# Work to do:
Output the material beneath exactly, leaving nothing out.

Extracts from a graphics dataset:

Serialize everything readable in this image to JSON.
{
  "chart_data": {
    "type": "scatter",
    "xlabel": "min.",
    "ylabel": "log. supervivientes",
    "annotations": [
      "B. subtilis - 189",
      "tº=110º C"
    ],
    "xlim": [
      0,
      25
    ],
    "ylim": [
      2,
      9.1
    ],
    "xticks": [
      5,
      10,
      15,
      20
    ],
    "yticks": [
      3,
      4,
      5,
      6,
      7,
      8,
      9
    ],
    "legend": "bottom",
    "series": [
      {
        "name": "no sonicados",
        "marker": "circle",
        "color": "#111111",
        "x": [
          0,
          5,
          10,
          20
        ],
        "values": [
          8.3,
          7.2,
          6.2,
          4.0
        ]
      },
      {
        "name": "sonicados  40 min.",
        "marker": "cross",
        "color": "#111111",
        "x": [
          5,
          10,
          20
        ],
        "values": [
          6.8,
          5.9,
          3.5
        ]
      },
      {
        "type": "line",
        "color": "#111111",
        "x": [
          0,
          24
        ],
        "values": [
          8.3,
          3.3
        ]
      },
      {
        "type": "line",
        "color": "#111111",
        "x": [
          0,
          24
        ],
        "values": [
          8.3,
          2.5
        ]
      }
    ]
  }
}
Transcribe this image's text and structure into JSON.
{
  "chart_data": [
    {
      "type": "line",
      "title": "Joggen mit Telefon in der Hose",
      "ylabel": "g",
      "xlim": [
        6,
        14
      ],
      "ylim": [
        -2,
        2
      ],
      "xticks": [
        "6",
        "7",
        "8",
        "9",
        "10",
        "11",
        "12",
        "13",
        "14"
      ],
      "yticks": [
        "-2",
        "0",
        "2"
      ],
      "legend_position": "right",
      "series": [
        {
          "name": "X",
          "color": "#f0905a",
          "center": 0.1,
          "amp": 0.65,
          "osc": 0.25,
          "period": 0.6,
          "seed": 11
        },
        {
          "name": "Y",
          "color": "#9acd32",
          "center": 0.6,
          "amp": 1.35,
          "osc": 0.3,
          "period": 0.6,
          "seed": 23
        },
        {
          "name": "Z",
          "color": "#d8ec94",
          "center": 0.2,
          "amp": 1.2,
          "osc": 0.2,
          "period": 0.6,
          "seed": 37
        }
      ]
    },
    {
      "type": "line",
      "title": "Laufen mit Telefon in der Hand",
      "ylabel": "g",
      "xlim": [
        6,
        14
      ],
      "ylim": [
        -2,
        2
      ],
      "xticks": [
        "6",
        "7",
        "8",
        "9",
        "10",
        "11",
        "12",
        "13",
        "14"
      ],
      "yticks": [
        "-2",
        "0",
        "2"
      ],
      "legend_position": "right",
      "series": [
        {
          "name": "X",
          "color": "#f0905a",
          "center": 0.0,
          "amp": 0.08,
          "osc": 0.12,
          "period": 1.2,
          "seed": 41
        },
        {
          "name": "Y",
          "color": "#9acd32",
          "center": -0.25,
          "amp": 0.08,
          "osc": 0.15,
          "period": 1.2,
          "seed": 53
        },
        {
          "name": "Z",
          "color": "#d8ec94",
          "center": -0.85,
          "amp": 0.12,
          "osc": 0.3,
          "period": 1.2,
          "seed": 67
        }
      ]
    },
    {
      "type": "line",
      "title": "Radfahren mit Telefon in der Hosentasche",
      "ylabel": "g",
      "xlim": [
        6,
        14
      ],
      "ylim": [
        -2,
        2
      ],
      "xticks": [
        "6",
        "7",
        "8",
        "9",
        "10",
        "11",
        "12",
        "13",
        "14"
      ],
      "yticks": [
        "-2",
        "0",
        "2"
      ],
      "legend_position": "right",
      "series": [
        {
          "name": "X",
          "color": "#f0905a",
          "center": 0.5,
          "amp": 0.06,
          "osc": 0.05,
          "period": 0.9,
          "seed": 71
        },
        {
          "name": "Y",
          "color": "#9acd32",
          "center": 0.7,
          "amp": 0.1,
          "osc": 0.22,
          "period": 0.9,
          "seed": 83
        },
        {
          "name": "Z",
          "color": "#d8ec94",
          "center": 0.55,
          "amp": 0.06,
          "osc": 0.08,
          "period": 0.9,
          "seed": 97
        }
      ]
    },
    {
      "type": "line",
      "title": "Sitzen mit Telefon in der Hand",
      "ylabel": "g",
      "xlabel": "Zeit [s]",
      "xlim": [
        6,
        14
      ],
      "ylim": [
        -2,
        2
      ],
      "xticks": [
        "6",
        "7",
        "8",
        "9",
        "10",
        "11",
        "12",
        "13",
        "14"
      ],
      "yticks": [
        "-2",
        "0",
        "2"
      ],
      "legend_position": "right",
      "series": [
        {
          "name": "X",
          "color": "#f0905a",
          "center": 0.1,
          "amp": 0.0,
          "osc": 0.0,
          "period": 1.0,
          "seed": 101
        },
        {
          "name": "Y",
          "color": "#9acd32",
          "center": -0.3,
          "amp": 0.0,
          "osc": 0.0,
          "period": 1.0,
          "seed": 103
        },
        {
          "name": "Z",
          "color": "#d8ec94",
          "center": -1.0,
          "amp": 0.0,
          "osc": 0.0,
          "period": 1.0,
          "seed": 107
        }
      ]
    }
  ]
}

# Finished answer:
Serialize everything readable in this image to JSON.
{
  "chart_data": {
    "type": "scatter",
    "xlabel": "min.",
    "ylabel": "log. supervivientes",
    "annotations": [
      "B. subtilis - 189",
      "tº=110º C"
    ],
    "xlim": [
      0,
      25
    ],
    "ylim": [
      2,
      9.1
    ],
    "xticks": [
      5,
      10,
      15,
      20
    ],
    "yticks": [
      3,
      4,
      5,
      6,
      7,
      8,
      9
    ],
    "legend": "bottom",
    "series": [
      {
        "name": "no sonicados",
        "marker": "circle",
        "color": "#111111",
        "x": [
          0,
          5,
          10,
          20
        ],
        "values": [
          8.3,
          7.2,
          6.2,
          4.0
        ]
      },
      {
        "name": "sonicados  40 min.",
        "marker": "cross",
        "color": "#111111",
        "x": [
          5,
          10,
          20
        ],
        "values": [
          6.8,
          5.9,
          3.5
        ]
      },
      {
        "type": "line",
        "color": "#111111",
        "x": [
          0,
          24
        ],
        "values": [
          8.3,
          3.3
        ]
      },
      {
        "type": "line",
        "color": "#111111",
        "x": [
          0,
          24
        ],
        "values": [
          8.3,
          2.5
        ]
      }
    ]
  }
}
Transcribe this image's text and structure into JSON.
{
  "chart_data": [
    {
      "type": "line",
      "title": "Joggen mit Telefon in der Hose",
      "ylabel": "g",
      "xlim": [
        6,
        14
      ],
      "ylim": [
        -2,
        2
      ],
      "xticks": [
        "6",
        "7",
        "8",
        "9",
        "10",
        "11",
        "12",
        "13",
        "14"
      ],
      "yticks": [
        "-2",
        "0",
        "2"
      ],
      "legend_position": "right",
      "series": [
        {
          "name": "X",
          "color": "#f0905a",
          "center": 0.1,
          "amp": 0.65,
          "osc": 0.25,
          "period": 0.6,
          "seed": 11
        },
        {
          "name": "Y",
          "color": "#9acd32",
          "center": 0.6,
          "amp": 1.35,
          "osc": 0.3,
          "period": 0.6,
          "seed": 23
        },
        {
          "name": "Z",
          "color": "#d8ec94",
          "center": 0.2,
          "amp": 1.2,
          "osc": 0.2,
          "period": 0.6,
          "seed": 37
        }
      ]
    },
    {
      "type": "line",
      "title": "Laufen mit Telefon in der Hand",
      "ylabel": "g",
      "xlim": [
        6,
        14
      ],
      "ylim": [
        -2,
        2
      ],
      "xticks": [
        "6",
        "7",
        "8",
        "9",
        "10",
        "11",
        "12",
        "13",
        "14"
      ],
      "yticks": [
        "-2",
        "0",
        "2"
      ],
      "legend_position": "right",
      "series": [
        {
          "name": "X",
          "color": "#f0905a",
          "center": 0.0,
          "amp": 0.08,
          "osc": 0.12,
          "period": 1.2,
          "seed": 41
        },
        {
          "name": "Y",
          "color": "#9acd32",
          "center": -0.25,
          "amp": 0.08,
          "osc": 0.15,
          "period": 1.2,
          "seed": 53
        },
        {
          "name": "Z",
          "color": "#d8ec94",
          "center": -0.85,
          "amp": 0.12,
          "osc": 0.3,
          "period": 1.2,
          "seed": 67
        }
      ]
    },
    {
      "type": "line",
      "title": "Radfahren mit Telefon in der Hosentasche",
      "ylabel": "g",
      "xlim": [
        6,
        14
      ],
      "ylim": [
        -2,
        2
      ],
      "xticks": [
        "6",
        "7",
        "8",
        "9",
        "10",
        "11",
        "12",
        "13",
        "14"
      ],
      "yticks": [
        "-2",
        "0",
        "2"
      ],
      "legend_position": "right",
      "series": [
        {
          "name": "X",
          "color": "#f0905a",
          "center": 0.5,
          "amp": 0.06,
          "osc": 0.05,
          "period": 0.9,
          "seed": 71
        },
        {
          "name": "Y",
          "color": "#9acd32",
          "center": 0.7,
          "amp": 0.1,
          "osc": 0.22,
          "period": 0.9,
          "seed": 83
        },
        {
          "name": "Z",
          "color": "#d8ec94",
          "center": 0.55,
          "amp": 0.06,
          "osc": 0.08,
          "period": 0.9,
          "seed": 97
        }
      ]
    },
    {
      "type": "line",
      "title": "Sitzen mit Telefon in der Hand",
      "ylabel": "g",
      "xlabel": "Zeit [s]",
      "xlim": [
        6,
        14
      ],
      "ylim": [
        -2,
        2
      ],
      "xticks": [
        "6",
        "7",
        "8",
        "9",
        "10",
        "11",
        "12",
        "13",
        "14"
      ],
      "yticks": [
        "-2",
        "0",
        "2"
      ],
      "legend_position": "right",
      "series": [
        {
          "name": "X",
          "color": "#f0905a",
          "center": 0.1,
          "amp": 0.0,
          "osc": 0.0,
          "period": 1.0,
          "seed": 101
        },
        {
          "name": "Y",
          "color": "#9acd32",
          "center": -0.3,
          "amp": 0.0,
          "osc": 0.0,
          "period": 1.0,
          "seed": 103
        },
        {
          "name": "Z",
          "color": "#d8ec94",
          "center": -1.0,
          "amp": 0.0,
          "osc": 0.0,
          "period": 1.0,
          "seed": 107
        }
      ]
    }
  ]
}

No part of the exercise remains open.